**What is expected**
Transcribe the records below exactly as they appear.

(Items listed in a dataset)

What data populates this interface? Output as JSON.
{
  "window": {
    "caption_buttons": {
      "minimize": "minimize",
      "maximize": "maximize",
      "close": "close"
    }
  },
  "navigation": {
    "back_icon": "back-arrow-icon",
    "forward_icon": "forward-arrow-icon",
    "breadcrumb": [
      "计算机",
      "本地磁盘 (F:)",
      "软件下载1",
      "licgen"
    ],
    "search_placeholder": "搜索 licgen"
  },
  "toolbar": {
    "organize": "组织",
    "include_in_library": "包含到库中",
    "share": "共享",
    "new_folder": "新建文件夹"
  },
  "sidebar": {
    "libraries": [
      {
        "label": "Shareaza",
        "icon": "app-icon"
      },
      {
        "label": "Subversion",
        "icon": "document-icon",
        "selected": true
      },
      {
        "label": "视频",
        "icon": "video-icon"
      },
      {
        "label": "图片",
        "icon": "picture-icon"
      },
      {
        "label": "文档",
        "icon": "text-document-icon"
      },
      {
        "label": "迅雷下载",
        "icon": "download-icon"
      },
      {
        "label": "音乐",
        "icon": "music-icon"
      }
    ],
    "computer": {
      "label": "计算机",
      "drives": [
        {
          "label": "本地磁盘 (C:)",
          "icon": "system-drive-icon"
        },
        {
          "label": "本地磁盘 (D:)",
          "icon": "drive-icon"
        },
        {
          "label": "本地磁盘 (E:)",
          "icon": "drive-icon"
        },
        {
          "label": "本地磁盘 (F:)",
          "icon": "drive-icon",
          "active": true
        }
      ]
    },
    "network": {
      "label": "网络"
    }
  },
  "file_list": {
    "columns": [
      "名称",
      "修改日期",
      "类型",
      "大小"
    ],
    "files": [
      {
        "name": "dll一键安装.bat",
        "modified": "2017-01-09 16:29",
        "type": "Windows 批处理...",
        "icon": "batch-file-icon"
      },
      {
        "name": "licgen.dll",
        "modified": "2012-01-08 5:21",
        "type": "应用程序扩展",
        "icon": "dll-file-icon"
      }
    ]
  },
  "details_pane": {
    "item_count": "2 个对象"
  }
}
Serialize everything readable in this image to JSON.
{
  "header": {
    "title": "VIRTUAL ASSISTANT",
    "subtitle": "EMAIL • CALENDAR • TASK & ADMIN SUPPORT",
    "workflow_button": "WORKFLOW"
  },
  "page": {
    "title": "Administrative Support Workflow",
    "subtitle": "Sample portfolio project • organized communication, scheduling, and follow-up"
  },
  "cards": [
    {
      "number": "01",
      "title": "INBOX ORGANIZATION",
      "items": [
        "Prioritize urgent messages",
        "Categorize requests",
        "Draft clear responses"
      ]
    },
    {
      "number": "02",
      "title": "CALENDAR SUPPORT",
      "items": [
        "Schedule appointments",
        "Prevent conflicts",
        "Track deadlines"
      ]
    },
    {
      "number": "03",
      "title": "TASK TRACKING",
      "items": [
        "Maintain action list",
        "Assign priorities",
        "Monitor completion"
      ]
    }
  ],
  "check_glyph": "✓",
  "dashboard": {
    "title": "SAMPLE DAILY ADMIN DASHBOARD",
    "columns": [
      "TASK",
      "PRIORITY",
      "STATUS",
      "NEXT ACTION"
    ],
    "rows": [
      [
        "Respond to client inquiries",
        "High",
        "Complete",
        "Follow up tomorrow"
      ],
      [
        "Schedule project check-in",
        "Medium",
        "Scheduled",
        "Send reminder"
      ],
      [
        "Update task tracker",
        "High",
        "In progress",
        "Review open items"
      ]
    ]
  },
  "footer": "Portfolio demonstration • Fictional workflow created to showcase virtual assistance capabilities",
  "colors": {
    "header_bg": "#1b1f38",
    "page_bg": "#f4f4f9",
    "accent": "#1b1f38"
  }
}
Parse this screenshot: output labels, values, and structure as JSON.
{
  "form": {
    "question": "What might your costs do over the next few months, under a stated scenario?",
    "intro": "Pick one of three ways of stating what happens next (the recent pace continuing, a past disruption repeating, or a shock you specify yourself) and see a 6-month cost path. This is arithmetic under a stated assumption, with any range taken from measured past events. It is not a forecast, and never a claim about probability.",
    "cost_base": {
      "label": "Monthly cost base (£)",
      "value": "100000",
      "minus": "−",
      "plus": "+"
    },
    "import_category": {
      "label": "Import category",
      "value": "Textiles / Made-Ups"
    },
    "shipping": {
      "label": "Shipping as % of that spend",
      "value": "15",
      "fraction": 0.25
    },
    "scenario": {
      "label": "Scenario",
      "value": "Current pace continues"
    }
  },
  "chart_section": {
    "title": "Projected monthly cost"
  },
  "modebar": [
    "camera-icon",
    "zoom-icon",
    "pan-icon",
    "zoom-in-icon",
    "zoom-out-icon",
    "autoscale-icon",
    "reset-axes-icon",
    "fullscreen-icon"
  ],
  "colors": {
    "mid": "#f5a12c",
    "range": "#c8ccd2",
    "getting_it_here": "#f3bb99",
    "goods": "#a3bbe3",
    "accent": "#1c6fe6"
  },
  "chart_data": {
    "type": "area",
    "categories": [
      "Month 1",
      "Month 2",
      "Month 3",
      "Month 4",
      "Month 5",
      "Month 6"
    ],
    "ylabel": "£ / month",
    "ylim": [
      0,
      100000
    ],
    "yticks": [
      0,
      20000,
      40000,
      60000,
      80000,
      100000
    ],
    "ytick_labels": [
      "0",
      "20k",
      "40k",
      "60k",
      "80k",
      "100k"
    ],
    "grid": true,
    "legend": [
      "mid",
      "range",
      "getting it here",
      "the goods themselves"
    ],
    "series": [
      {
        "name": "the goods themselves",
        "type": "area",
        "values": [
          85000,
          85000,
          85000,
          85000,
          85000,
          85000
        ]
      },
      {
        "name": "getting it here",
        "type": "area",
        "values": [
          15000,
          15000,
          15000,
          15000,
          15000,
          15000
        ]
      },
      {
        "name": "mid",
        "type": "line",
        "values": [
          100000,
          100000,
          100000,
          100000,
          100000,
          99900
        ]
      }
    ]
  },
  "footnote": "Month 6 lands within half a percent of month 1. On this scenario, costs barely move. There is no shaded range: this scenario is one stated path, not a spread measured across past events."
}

**Task answer**
What data populates this interface? Output as JSON.
{
  "window": {
    "caption_buttons": {
      "minimize": "minimize",
      "maximize": "maximize",
      "close": "close"
    }
  },
  "navigation": {
    "back_icon": "back-arrow-icon",
    "forward_icon": "forward-arrow-icon",
    "breadcrumb": [
      "计算机",
      "本地磁盘 (F:)",
      "软件下载1",
      "licgen"
    ],
    "search_placeholder": "搜索 licgen"
  },
  "toolbar": {
    "organize": "组织",
    "include_in_library": "包含到库中",
    "share": "共享",
    "new_folder": "新建文件夹"
  },
  "sidebar": {
    "libraries": [
      {
        "label": "Shareaza",
        "icon": "app-icon"
      },
      {
        "label": "Subversion",
        "icon": "document-icon",
        "selected": true
      },
      {
        "label": "视频",
        "icon": "video-icon"
      },
      {
        "label": "图片",
        "icon": "picture-icon"
      },
      {
        "label": "文档",
        "icon": "text-document-icon"
      },
      {
        "label": "迅雷下载",
        "icon": "download-icon"
      },
      {
        "label": "音乐",
        "icon": "music-icon"
      }
    ],
    "computer": {
      "label": "计算机",
      "drives": [
        {
          "label": "本地磁盘 (C:)",
          "icon": "system-drive-icon"
        },
        {
          "label": "本地磁盘 (D:)",
          "icon": "drive-icon"
        },
        {
          "label": "本地磁盘 (E:)",
          "icon": "drive-icon"
        },
        {
          "label": "本地磁盘 (F:)",
          "icon": "drive-icon",
          "active": true
        }
      ]
    },
    "network": {
      "label": "网络"
    }
  },
  "file_list": {
    "columns": [
      "名称",
      "修改日期",
      "类型",
      "大小"
    ],
    "files": [
      {
        "name": "dll一键安装.bat",
        "modified": "2017-01-09 16:29",
        "type": "Windows 批处理...",
        "icon": "batch-file-icon"
      },
      {
        "name": "licgen.dll",
        "modified": "2012-01-08 5:21",
        "type": "应用程序扩展",
        "icon": "dll-file-icon"
      }
    ]
  },
  "details_pane": {
    "item_count": "2 个对象"
  }
}
Serialize everything readable in this image to JSON.
{
  "header": {
    "title": "VIRTUAL ASSISTANT",
    "subtitle": "EMAIL • CALENDAR • TASK & ADMIN SUPPORT",
    "workflow_button": "WORKFLOW"
  },
  "page": {
    "title": "Administrative Support Workflow",
    "subtitle": "Sample portfolio project • organized communication, scheduling, and follow-up"
  },
  "cards": [
    {
      "number": "01",
      "title": "INBOX ORGANIZATION",
      "items": [
        "Prioritize urgent messages",
        "Categorize requests",
        "Draft clear responses"
      ]
    },
    {
      "number": "02",
      "title": "CALENDAR SUPPORT",
      "items": [
        "Schedule appointments",
        "Prevent conflicts",
        "Track deadlines"
      ]
    },
    {
      "number": "03",
      "title": "TASK TRACKING",
      "items": [
        "Maintain action list",
        "Assign priorities",
        "Monitor completion"
      ]
    }
  ],
  "check_glyph": "✓",
  "dashboard": {
    "title": "SAMPLE DAILY ADMIN DASHBOARD",
    "columns": [
      "TASK",
      "PRIORITY",
      "STATUS",
      "NEXT ACTION"
    ],
    "rows": [
      [
        "Respond to client inquiries",
        "High",
        "Complete",
        "Follow up tomorrow"
      ],
      [
        "Schedule project check-in",
        "Medium",
        "Scheduled",
        "Send reminder"
      ],
      [
        "Update task tracker",
        "High",
        "In progress",
        "Review open items"
      ]
    ]
  },
  "footer": "Portfolio demonstration • Fictional workflow created to showcase virtual assistance capabilities",
  "colors": {
    "header_bg": "#1b1f38",
    "page_bg": "#f4f4f9",
    "accent": "#1b1f38"
  }
}
Parse this screenshot: output labels, values, and structure as JSON.
{
  "form": {
    "question": "What might your costs do over the next few months, under a stated scenario?",
    "intro": "Pick one of three ways of stating what happens next (the recent pace continuing, a past disruption repeating, or a shock you specify yourself) and see a 6-month cost path. This is arithmetic under a stated assumption, with any range taken from measured past events. It is not a forecast, and never a claim about probability.",
    "cost_base": {
      "label": "Monthly cost base (£)",
      "value": "100000",
      "minus": "−",
      "plus": "+"
    },
    "import_category": {
      "label": "Import category",
      "value": "Textiles / Made-Ups"
    },
    "shipping": {
      "label": "Shipping as % of that spend",
      "value": "15",
      "fraction": 0.25
    },
    "scenario": {
      "label": "Scenario",
      "value": "Current pace continues"
    }
  },
  "chart_section": {
    "title": "Projected monthly cost"
  },
  "modebar": [
    "camera-icon",
    "zoom-icon",
    "pan-icon",
    "zoom-in-icon",
    "zoom-out-icon",
    "autoscale-icon",
    "reset-axes-icon",
    "fullscreen-icon"
  ],
  "colors": {
    "mid": "#f5a12c",
    "range": "#c8ccd2",
    "getting_it_here": "#f3bb99",
    "goods": "#a3bbe3",
    "accent": "#1c6fe6"
  },
  "chart_data": {
    "type": "area",
    "categories": [
      "Month 1",
      "Month 2",
      "Month 3",
      "Month 4",
      "Month 5",
      "Month 6"
    ],
    "ylabel": "£ / month",
    "ylim": [
      0,
      100000
    ],
    "yticks": [
      0,
      20000,
      40000,
      60000,
      80000,
      100000
    ],
    "ytick_labels": [
      "0",
      "20k",
      "40k",
      "60k",
      "80k",
      "100k"
    ],
    "grid": true,
    "legend": [
      "mid",
      "range",
      "getting it here",
      "the goods themselves"
    ],
    "series": [
      {
        "name": "the goods themselves",
        "type": "area",
        "values": [
          85000,
          85000,
          85000,
          85000,
          85000,
          85000
        ]
      },
      {
        "name": "getting it here",
        "type": "area",
        "values": [
          15000,
          15000,
          15000,
          15000,
          15000,
          15000
        ]
      },
      {
        "name": "mid",
        "type": "line",
        "values": [
          100000,
          100000,
          100000,
          100000,
          100000,
          99900
        ]
      }
    ]
  },
  "footnote": "Month 6 lands within half a percent of month 1. On this scenario, costs barely move. There is no shaded range: this scenario is one stated path, not a spread measured across past events."
}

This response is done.